STATED GOAL:
What follows is a listing; restate every line of it word for word.

RAW RECORDS:
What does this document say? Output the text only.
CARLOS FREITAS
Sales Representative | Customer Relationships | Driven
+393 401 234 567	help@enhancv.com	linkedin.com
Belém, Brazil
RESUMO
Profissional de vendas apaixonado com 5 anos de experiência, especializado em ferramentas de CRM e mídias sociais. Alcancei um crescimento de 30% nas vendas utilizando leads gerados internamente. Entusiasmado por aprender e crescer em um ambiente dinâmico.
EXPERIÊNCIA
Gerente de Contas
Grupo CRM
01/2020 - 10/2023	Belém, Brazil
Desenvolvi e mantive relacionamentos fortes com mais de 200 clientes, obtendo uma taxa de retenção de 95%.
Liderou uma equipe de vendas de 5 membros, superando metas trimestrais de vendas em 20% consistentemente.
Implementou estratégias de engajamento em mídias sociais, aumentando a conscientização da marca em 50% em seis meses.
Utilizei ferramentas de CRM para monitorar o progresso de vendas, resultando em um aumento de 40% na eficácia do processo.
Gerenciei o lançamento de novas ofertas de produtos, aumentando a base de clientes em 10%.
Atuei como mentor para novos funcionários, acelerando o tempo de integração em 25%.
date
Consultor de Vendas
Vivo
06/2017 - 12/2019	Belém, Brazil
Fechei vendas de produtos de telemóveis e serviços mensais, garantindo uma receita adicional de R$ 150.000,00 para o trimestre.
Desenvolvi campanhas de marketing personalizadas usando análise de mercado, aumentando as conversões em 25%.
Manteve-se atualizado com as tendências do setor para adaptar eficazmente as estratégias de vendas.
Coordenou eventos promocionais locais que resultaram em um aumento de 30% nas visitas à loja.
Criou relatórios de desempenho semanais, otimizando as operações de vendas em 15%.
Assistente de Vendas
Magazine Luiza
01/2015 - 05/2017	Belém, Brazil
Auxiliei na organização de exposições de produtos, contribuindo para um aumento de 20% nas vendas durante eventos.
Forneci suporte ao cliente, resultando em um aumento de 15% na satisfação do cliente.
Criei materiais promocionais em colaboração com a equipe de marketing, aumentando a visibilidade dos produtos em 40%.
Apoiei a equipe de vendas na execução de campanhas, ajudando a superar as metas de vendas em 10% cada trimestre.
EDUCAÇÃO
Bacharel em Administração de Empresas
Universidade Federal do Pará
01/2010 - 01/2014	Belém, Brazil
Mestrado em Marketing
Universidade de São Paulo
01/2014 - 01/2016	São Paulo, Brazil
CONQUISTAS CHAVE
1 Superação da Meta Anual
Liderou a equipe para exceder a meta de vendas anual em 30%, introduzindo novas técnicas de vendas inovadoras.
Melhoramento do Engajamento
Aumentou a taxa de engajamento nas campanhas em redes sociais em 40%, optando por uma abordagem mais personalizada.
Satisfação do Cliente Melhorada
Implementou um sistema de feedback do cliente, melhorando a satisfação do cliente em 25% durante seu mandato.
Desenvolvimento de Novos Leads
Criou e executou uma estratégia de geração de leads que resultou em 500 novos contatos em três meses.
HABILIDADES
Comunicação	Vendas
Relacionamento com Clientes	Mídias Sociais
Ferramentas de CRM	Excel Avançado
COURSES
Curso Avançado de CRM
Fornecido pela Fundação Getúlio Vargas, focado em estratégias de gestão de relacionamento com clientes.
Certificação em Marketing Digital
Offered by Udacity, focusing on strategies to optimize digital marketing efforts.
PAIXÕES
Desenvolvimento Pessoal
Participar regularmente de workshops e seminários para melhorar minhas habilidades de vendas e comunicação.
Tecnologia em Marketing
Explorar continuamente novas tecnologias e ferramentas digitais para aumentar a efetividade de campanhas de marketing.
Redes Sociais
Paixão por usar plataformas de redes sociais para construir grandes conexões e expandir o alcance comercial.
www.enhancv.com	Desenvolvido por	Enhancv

EXERCISE SOLUTION:
What does this document say? Output the text only.
CARLOS FREITAS
Sales Representative | Customer Relationships | Driven
+393 401 234 567	help@enhancv.com	linkedin.com
Belém, Brazil
RESUMO
Profissional de vendas apaixonado com 5 anos de experiência, especializado em ferramentas de CRM e mídias sociais. Alcancei um crescimento de 30% nas vendas utilizando leads gerados internamente. Entusiasmado por aprender e crescer em um ambiente dinâmico.
EXPERIÊNCIA
Gerente de Contas
Grupo CRM
01/2020 - 10/2023	Belém, Brazil
Desenvolvi e mantive relacionamentos fortes com mais de 200 clientes, obtendo uma taxa de retenção de 95%.
Liderou uma equipe de vendas de 5 membros, superando metas trimestrais de vendas em 20% consistentemente.
Implementou estratégias de engajamento em mídias sociais, aumentando a conscientização da marca em 50% em seis meses.
Utilizei ferramentas de CRM para monitorar o progresso de vendas, resultando em um aumento de 40% na eficácia do processo.
Gerenciei o lançamento de novas ofertas de produtos, aumentando a base de clientes em 10%.
Atuei como mentor para novos funcionários, acelerando o tempo de integração em 25%.
date
Consultor de Vendas
Vivo
06/2017 - 12/2019	Belém, Brazil
Fechei vendas de produtos de telemóveis e serviços mensais, garantindo uma receita adicional de R$ 150.000,00 para o trimestre.
Desenvolvi campanhas de marketing personalizadas usando análise de mercado, aumentando as conversões em 25%.
Manteve-se atualizado com as tendências do setor para adaptar eficazmente as estratégias de vendas.
Coordenou eventos promocionais locais que resultaram em um aumento de 30% nas visitas à loja.
Criou relatórios de desempenho semanais, otimizando as operações de vendas em 15%.
Assistente de Vendas
Magazine Luiza
01/2015 - 05/2017	Belém, Brazil
Auxiliei na organização de exposições de produtos, contribuindo para um aumento de 20% nas vendas durante eventos.
Forneci suporte ao cliente, resultando em um aumento de 15% na satisfação do cliente.
Criei materiais promocionais em colaboração com a equipe de marketing, aumentando a visibilidade dos produtos em 40%.
Apoiei a equipe de vendas na execução de campanhas, ajudando a superar as metas de vendas em 10% cada trimestre.
EDUCAÇÃO
Bacharel em Administração de Empresas
Universidade Federal do Pará
01/2010 - 01/2014	Belém, Brazil
Mestrado em Marketing
Universidade de São Paulo
01/2014 - 01/2016	São Paulo, Brazil
CONQUISTAS CHAVE
1 Superação da Meta Anual
Liderou a equipe para exceder a meta de vendas anual em 30%, introduzindo novas técnicas de vendas inovadoras.
Melhoramento do Engajamento
Aumentou a taxa de engajamento nas campanhas em redes sociais em 40%, optando por uma abordagem mais personalizada.
Satisfação do Cliente Melhorada
Implementou um sistema de feedback do cliente, melhorando a satisfação do cliente em 25% durante seu mandato.
Desenvolvimento de Novos Leads
Criou e executou uma estratégia de geração de leads que resultou em 500 novos contatos em três meses.
HABILIDADES
Comunicação	Vendas
Relacionamento com Clientes	Mídias Sociais
Ferramentas de CRM	Excel Avançado
COURSES
Curso Avançado de CRM
Fornecido pela Fundação Getúlio Vargas, focado em estratégias de gestão de relacionamento com clientes.
Certificação em Marketing Digital
Offered by Udacity, focusing on strategies to optimize digital marketing efforts.
PAIXÕES
Desenvolvimento Pessoal
Participar regularmente de workshops e seminários para melhorar minhas habilidades de vendas e comunicação.
Tecnologia em Marketing
Explorar continuamente novas tecnologias e ferramentas digitais para aumentar a efetividade de campanhas de marketing.
Redes Sociais
Paixão por usar plataformas de redes sociais para construir grandes conexões e expandir o alcance comercial.
www.enhancv.com	Desenvolvido por	Enhancv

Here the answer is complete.